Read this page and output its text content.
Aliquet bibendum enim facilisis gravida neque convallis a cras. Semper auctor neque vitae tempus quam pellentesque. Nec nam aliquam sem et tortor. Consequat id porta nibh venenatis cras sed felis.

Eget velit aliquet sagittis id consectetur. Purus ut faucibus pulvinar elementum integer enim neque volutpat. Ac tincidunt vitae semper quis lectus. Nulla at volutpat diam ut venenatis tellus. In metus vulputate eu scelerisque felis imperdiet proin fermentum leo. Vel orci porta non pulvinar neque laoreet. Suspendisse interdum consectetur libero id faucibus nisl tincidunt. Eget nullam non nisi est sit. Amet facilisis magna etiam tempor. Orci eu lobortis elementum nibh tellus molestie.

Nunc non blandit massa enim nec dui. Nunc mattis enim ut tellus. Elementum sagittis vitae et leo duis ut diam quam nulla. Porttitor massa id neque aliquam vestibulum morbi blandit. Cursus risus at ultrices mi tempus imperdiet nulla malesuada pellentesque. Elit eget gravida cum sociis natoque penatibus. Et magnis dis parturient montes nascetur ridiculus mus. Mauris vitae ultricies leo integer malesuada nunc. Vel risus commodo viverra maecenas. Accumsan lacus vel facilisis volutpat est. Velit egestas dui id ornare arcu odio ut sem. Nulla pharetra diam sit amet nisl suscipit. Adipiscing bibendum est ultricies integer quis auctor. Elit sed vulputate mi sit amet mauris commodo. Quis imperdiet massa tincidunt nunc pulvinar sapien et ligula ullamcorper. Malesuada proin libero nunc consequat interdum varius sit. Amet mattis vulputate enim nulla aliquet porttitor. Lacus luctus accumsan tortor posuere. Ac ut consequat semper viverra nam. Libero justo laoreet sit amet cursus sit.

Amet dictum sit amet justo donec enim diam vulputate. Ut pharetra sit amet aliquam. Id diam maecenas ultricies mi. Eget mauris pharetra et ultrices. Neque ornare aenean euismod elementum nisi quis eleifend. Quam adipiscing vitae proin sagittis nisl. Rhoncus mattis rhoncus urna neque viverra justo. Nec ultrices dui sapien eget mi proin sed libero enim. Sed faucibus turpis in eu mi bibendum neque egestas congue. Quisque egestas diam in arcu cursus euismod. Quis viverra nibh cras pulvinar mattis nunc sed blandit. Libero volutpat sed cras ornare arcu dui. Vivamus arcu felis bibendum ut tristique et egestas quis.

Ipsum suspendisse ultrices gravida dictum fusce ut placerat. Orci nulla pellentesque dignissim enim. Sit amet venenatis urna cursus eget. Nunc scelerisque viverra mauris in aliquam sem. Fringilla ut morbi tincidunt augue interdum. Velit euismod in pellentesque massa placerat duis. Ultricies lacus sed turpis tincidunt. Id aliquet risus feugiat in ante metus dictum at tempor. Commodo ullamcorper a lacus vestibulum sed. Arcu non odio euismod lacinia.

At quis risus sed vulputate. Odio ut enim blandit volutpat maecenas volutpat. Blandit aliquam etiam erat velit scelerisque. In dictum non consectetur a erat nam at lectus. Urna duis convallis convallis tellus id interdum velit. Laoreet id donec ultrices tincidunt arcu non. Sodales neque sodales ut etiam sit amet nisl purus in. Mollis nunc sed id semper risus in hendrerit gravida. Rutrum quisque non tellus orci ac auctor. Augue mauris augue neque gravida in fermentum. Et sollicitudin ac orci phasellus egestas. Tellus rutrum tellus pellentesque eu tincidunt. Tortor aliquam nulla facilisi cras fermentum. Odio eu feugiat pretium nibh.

------------------------

§ **Directions**
Repeat the entries shown above, every one, word for word.

§ **Solution to this exercise**
Read this page and output its text content.
Aliquet bibendum enim facilisis gravida neque convallis a cras. Semper auctor neque vitae tempus quam pellentesque. Nec nam aliquam sem et tortor. Consequat id porta nibh venenatis cras sed felis.

Eget velit aliquet sagittis id consectetur. Purus ut faucibus pulvinar elementum integer enim neque volutpat. Ac tincidunt vitae semper quis lectus. Nulla at volutpat diam ut venenatis tellus. In metus vulputate eu scelerisque felis imperdiet proin fermentum leo. Vel orci porta non pulvinar neque laoreet. Suspendisse interdum consectetur libero id faucibus nisl tincidunt. Eget nullam non nisi est sit. Amet facilisis magna etiam tempor. Orci eu lobortis elementum nibh tellus molestie.

Nunc non blandit massa enim nec dui. Nunc mattis enim ut tellus. Elementum sagittis vitae et leo duis ut diam quam nulla. Porttitor massa id neque aliquam vestibulum morbi blandit. Cursus risus at ultrices mi tempus imperdiet nulla malesuada pellentesque. Elit eget gravida cum sociis natoque penatibus. Et magnis dis parturient montes nascetur ridiculus mus. Mauris vitae ultricies leo integer malesuada nunc. Vel risus commodo viverra maecenas. Accumsan lacus vel facilisis volutpat est. Velit egestas dui id ornare arcu odio ut sem. Nulla pharetra diam sit amet nisl suscipit. Adipiscing bibendum est ultricies integer quis auctor. Elit sed vulputate mi sit amet mauris commodo. Quis imperdiet massa tincidunt nunc pulvinar sapien et ligula ullamcorper. Malesuada proin libero nunc consequat interdum varius sit. Amet mattis vulputate enim nulla aliquet porttitor. Lacus luctus accumsan tortor posuere. Ac ut consequat semper viverra nam. Libero justo laoreet sit amet cursus sit.

Amet dictum sit amet justo donec enim diam vulputate. Ut pharetra sit amet aliquam. Id diam maecenas ultricies mi. Eget mauris pharetra et ultrices. Neque ornare aenean euismod elementum nisi quis eleifend. Quam adipiscing vitae proin sagittis nisl. Rhoncus mattis rhoncus urna neque viverra justo. Nec ultrices dui sapien eget mi proin sed libero enim. Sed faucibus turpis in eu mi bibendum neque egestas congue. Quisque egestas diam in arcu cursus euismod. Quis viverra nibh cras pulvinar mattis nunc sed blandit. Libero volutpat sed cras ornare arcu dui. Vivamus arcu felis bibendum ut tristique et egestas quis.

Ipsum suspendisse ultrices gravida dictum fusce ut placerat. Orci nulla pellentesque dignissim enim. Sit amet venenatis urna cursus eget. Nunc scelerisque viverra mauris in aliquam sem. Fringilla ut morbi tincidunt augue interdum. Velit euismod in pellentesque massa placerat duis. Ultricies lacus sed turpis tincidunt. Id aliquet risus feugiat in ante metus dictum at tempor. Commodo ullamcorper a lacus vestibulum sed. Arcu non odio euismod lacinia.

At quis risus sed vulputate. Odio ut enim blandit volutpat maecenas volutpat. Blandit aliquam etiam erat velit scelerisque. In dictum non consectetur a erat nam at lectus. Urna duis convallis convallis tellus id interdum velit. Laoreet id donec ultrices tincidunt arcu non. Sodales neque sodales ut etiam sit amet nisl purus in. Mollis nunc sed id semper risus in hendrerit gravida. Rutrum quisque non tellus orci ac auctor. Augue mauris augue neque gravida in fermentum. Et sollicitudin ac orci phasellus egestas. Tellus rutrum tellus pellentesque eu tincidunt. Tortor aliquam nulla facilisi cras fermentum. Odio eu feugiat pretium nibh.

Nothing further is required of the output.